> Task material
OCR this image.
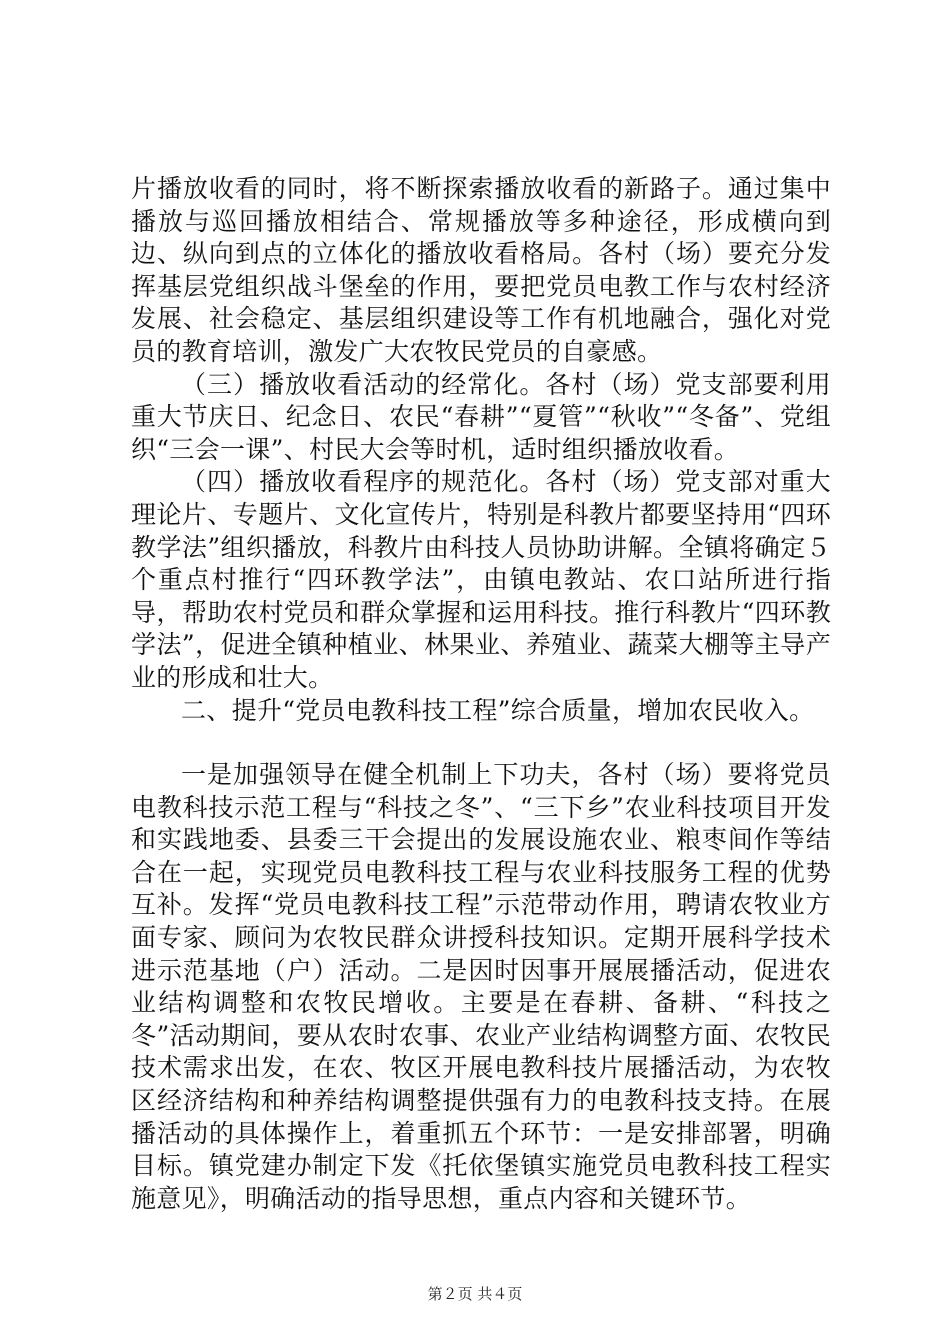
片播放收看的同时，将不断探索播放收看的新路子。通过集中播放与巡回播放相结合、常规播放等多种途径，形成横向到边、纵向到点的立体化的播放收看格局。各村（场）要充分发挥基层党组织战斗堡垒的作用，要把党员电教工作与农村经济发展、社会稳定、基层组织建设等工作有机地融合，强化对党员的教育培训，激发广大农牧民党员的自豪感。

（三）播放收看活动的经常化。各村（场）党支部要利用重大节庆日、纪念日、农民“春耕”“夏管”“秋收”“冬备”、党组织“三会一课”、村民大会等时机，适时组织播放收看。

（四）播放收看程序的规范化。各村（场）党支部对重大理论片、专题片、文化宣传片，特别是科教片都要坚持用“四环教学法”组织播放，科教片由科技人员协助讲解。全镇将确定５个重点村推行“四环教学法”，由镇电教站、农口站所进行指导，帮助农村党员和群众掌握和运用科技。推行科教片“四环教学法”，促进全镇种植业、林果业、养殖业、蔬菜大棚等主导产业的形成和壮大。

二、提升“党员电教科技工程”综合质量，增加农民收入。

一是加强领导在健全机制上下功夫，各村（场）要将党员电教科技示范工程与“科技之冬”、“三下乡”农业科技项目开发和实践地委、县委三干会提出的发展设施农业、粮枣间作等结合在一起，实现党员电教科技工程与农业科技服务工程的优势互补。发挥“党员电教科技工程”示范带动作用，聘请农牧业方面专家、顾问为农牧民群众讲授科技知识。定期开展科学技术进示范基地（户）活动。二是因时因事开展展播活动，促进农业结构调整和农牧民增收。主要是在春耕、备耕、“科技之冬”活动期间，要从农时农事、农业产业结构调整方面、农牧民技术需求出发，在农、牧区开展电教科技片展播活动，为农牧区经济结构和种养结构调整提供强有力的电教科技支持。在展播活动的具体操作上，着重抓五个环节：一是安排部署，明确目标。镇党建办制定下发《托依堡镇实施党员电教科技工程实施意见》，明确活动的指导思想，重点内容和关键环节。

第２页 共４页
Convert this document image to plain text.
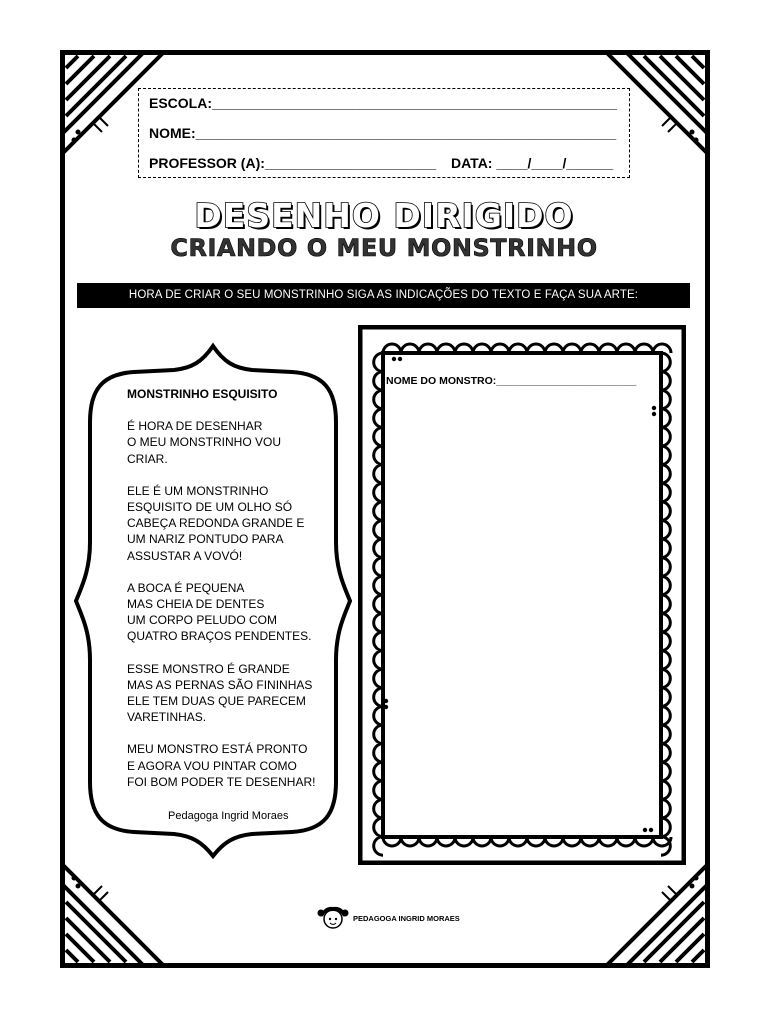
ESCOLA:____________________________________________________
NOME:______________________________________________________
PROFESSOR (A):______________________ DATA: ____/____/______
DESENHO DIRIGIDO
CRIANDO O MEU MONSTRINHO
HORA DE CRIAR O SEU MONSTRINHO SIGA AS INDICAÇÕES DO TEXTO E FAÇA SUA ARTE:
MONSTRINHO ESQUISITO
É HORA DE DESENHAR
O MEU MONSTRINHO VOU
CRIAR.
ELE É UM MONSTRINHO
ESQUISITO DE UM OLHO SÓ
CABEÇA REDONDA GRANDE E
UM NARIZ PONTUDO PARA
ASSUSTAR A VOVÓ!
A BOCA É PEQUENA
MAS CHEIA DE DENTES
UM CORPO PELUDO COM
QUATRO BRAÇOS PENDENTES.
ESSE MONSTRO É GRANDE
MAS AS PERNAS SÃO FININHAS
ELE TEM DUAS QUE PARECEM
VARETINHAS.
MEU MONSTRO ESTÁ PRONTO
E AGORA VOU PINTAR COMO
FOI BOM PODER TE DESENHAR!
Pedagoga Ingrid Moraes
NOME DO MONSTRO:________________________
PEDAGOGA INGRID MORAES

> Prompt
Transcribe all the data word for word; the images stay out.

> Final result
OCR this image.
片播放收看的同时，将不断探索播放收看的新路子。通过集中播放与巡回播放相结合、常规播放等多种途径，形成横向到边、纵向到点的立体化的播放收看格局。各村（场）要充分发挥基层党组织战斗堡垒的作用，要把党员电教工作与农村经济发展、社会稳定、基层组织建设等工作有机地融合，强化对党员的教育培训，激发广大农牧民党员的自豪感。

（三）播放收看活动的经常化。各村（场）党支部要利用重大节庆日、纪念日、农民“春耕”“夏管”“秋收”“冬备”、党组织“三会一课”、村民大会等时机，适时组织播放收看。

（四）播放收看程序的规范化。各村（场）党支部对重大理论片、专题片、文化宣传片，特别是科教片都要坚持用“四环教学法”组织播放，科教片由科技人员协助讲解。全镇将确定５个重点村推行“四环教学法”，由镇电教站、农口站所进行指导，帮助农村党员和群众掌握和运用科技。推行科教片“四环教学法”，促进全镇种植业、林果业、养殖业、蔬菜大棚等主导产业的形成和壮大。

二、提升“党员电教科技工程”综合质量，增加农民收入。

一是加强领导在健全机制上下功夫，各村（场）要将党员电教科技示范工程与“科技之冬”、“三下乡”农业科技项目开发和实践地委、县委三干会提出的发展设施农业、粮枣间作等结合在一起，实现党员电教科技工程与农业科技服务工程的优势互补。发挥“党员电教科技工程”示范带动作用，聘请农牧业方面专家、顾问为农牧民群众讲授科技知识。定期开展科学技术进示范基地（户）活动。二是因时因事开展展播活动，促进农业结构调整和农牧民增收。主要是在春耕、备耕、“科技之冬”活动期间，要从农时农事、农业产业结构调整方面、农牧民技术需求出发，在农、牧区开展电教科技片展播活动，为农牧区经济结构和种养结构调整提供强有力的电教科技支持。在展播活动的具体操作上，着重抓五个环节：一是安排部署，明确目标。镇党建办制定下发《托依堡镇实施党员电教科技工程实施意见》，明确活动的指导思想，重点内容和关键环节。

第２页 共４页
Convert this document image to plain text.
ESCOLA:____________________________________________________
NOME:______________________________________________________
PROFESSOR (A):______________________ DATA: ____/____/______
DESENHO DIRIGIDO
CRIANDO O MEU MONSTRINHO
HORA DE CRIAR O SEU MONSTRINHO SIGA AS INDICAÇÕES DO TEXTO E FAÇA SUA ARTE:
MONSTRINHO ESQUISITO
É HORA DE DESENHAR
O MEU MONSTRINHO VOU
CRIAR.
ELE É UM MONSTRINHO
ESQUISITO DE UM OLHO SÓ
CABEÇA REDONDA GRANDE E
UM NARIZ PONTUDO PARA
ASSUSTAR A VOVÓ!
A BOCA É PEQUENA
MAS CHEIA DE DENTES
UM CORPO PELUDO COM
QUATRO BRAÇOS PENDENTES.
ESSE MONSTRO É GRANDE
MAS AS PERNAS SÃO FININHAS
ELE TEM DUAS QUE PARECEM
VARETINHAS.
MEU MONSTRO ESTÁ PRONTO
E AGORA VOU PINTAR COMO
FOI BOM PODER TE DESENHAR!
Pedagoga Ingrid Moraes
NOME DO MONSTRO:________________________
PEDAGOGA INGRID MORAES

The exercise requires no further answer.